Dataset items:
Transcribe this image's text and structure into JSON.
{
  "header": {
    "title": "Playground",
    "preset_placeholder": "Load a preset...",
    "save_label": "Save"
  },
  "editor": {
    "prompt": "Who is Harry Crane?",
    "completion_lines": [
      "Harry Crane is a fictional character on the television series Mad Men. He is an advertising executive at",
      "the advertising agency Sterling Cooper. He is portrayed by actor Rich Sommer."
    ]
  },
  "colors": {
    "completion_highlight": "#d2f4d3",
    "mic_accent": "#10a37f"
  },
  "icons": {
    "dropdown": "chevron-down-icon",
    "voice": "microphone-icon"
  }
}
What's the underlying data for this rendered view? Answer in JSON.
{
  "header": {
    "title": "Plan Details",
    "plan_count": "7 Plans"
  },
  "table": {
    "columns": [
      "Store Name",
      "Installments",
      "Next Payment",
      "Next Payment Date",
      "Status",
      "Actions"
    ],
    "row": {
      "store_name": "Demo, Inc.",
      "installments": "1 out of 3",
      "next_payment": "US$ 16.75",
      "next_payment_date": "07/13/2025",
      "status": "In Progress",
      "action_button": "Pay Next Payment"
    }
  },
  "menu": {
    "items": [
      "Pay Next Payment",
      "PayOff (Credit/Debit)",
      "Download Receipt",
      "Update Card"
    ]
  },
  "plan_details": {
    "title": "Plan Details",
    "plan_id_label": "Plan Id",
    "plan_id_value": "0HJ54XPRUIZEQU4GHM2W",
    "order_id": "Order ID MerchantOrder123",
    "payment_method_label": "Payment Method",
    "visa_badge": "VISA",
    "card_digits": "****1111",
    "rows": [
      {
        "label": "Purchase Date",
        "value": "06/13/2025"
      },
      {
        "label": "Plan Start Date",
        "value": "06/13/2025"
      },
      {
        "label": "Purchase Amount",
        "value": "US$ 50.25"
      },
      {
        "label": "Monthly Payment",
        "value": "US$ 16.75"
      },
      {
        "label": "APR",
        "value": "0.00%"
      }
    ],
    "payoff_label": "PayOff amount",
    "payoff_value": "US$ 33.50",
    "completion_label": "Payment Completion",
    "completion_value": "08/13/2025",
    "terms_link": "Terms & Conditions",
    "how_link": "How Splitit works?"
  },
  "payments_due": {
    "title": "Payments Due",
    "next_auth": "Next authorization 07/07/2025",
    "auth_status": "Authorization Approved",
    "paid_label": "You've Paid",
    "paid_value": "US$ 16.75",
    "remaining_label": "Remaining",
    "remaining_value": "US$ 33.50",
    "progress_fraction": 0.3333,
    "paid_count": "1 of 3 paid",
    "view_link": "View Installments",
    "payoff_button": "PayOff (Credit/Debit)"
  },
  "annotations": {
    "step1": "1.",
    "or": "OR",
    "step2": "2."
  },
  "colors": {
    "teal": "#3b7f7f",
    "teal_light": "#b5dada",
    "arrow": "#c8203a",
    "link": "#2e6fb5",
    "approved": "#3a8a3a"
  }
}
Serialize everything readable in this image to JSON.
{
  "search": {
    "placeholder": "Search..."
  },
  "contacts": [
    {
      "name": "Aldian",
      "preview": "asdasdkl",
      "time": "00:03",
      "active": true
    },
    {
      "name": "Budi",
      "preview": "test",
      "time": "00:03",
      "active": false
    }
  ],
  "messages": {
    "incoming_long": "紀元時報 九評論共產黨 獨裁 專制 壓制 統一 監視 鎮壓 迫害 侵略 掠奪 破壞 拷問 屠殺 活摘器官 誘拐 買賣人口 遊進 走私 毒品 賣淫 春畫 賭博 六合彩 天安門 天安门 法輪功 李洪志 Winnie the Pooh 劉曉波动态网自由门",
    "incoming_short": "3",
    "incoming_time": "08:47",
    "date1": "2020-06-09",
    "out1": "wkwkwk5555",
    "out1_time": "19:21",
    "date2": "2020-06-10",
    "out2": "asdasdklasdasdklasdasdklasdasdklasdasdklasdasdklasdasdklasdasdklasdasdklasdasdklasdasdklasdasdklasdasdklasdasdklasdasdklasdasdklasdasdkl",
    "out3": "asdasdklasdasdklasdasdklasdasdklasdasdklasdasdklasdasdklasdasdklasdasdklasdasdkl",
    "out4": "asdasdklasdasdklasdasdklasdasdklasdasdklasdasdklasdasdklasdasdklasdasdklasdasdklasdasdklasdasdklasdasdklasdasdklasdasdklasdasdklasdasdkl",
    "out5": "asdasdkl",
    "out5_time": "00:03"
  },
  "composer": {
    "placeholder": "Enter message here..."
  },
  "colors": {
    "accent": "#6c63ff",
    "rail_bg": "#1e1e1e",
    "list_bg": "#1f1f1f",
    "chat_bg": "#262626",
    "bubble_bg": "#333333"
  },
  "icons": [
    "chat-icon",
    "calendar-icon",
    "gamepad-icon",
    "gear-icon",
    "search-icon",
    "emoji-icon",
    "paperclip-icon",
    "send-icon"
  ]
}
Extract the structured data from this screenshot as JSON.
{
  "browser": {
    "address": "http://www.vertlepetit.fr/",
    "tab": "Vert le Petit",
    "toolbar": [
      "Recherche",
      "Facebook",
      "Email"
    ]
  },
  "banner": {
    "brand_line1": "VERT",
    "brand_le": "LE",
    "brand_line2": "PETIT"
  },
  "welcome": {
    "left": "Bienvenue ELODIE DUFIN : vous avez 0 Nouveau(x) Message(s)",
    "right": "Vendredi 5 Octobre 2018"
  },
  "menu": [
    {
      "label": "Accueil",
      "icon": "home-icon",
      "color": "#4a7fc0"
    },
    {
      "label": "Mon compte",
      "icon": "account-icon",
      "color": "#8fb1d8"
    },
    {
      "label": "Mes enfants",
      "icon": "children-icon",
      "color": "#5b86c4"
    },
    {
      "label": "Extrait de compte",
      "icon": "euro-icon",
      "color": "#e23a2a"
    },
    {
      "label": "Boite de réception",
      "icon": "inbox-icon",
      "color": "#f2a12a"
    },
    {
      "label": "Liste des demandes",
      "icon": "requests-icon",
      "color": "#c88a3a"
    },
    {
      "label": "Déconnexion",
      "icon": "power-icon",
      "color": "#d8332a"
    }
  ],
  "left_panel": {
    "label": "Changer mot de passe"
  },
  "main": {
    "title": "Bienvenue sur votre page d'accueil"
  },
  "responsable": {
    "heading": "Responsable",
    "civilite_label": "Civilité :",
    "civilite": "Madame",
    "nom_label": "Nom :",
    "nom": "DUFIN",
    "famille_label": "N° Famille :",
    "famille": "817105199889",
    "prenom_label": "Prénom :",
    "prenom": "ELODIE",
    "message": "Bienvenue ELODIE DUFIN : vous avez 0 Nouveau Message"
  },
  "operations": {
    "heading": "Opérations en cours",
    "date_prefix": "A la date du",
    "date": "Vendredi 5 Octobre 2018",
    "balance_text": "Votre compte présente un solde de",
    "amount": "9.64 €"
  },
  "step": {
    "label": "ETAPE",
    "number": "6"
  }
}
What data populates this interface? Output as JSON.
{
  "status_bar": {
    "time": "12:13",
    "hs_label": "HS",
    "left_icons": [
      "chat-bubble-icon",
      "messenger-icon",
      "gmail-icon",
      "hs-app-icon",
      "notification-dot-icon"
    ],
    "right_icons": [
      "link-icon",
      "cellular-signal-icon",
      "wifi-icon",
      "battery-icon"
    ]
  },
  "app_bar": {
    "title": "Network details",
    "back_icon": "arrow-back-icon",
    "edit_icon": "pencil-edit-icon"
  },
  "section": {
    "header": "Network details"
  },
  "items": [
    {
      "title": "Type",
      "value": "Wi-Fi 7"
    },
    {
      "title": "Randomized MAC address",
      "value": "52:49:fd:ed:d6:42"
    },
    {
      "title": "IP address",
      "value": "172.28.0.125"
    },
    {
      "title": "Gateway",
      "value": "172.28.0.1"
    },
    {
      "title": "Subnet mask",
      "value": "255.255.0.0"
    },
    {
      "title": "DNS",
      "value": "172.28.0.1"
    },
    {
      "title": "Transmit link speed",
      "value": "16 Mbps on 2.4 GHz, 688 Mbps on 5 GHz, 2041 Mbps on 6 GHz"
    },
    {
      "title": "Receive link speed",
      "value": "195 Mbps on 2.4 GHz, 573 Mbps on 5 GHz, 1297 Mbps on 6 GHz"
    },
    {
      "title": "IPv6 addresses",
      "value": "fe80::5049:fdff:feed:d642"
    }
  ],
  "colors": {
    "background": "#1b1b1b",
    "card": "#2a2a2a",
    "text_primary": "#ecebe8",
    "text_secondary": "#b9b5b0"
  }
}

GIVEN PROBLEM ::
Copy each line of the data that contains the word "image".

ANSWER TO THE EXERCISE ::
Transcribe this image's text and structure into JSON.
Serialize everything readable in this image to JSON.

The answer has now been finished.